SOURCE MATERIAL
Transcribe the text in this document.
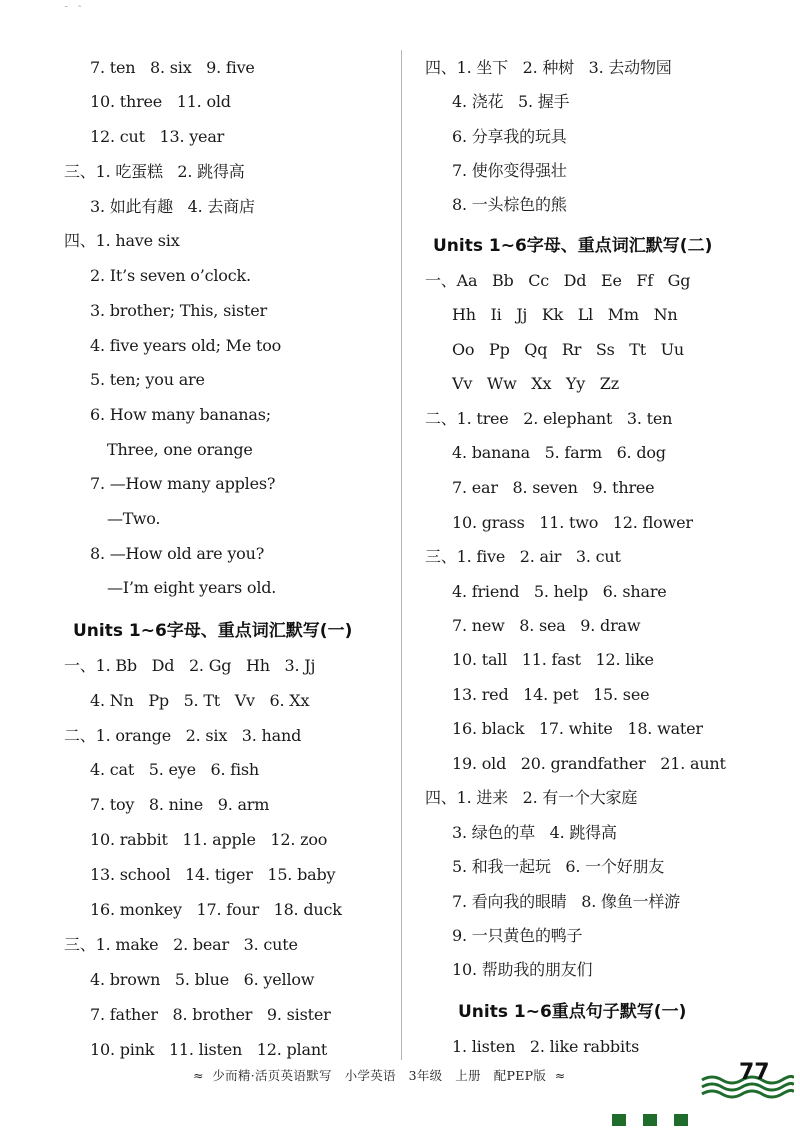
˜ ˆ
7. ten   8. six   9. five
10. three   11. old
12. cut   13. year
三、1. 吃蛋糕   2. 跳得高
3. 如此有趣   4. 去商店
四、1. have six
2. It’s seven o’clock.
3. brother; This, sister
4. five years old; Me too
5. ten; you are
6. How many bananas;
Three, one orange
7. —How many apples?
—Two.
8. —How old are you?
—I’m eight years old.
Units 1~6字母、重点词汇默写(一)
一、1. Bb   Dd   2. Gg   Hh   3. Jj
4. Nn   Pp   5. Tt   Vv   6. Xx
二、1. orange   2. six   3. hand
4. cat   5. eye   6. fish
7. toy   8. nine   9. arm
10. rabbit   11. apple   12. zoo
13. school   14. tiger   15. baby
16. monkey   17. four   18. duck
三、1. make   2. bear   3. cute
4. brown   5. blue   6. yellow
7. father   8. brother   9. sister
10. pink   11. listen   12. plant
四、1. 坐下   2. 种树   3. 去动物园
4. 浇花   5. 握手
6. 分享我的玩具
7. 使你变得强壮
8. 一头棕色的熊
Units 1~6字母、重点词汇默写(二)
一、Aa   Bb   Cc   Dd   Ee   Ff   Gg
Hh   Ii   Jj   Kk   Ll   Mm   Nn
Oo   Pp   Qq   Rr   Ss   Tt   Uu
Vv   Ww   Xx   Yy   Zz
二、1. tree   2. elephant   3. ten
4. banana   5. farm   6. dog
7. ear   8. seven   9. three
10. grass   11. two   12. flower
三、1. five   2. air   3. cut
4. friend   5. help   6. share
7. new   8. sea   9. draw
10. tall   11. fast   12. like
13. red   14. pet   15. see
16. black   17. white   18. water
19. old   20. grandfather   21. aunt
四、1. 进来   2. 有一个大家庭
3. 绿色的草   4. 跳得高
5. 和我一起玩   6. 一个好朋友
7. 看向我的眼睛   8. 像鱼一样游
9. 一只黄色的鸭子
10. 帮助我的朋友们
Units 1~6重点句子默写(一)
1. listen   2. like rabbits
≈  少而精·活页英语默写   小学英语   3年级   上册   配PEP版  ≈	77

CHALLENGE
Gather each line from the listing above that holds "five".

EXPECTED ANSWER
7. ten   8. six   9. five
4. five years old; Me too
三、1. five   2. air   3. cut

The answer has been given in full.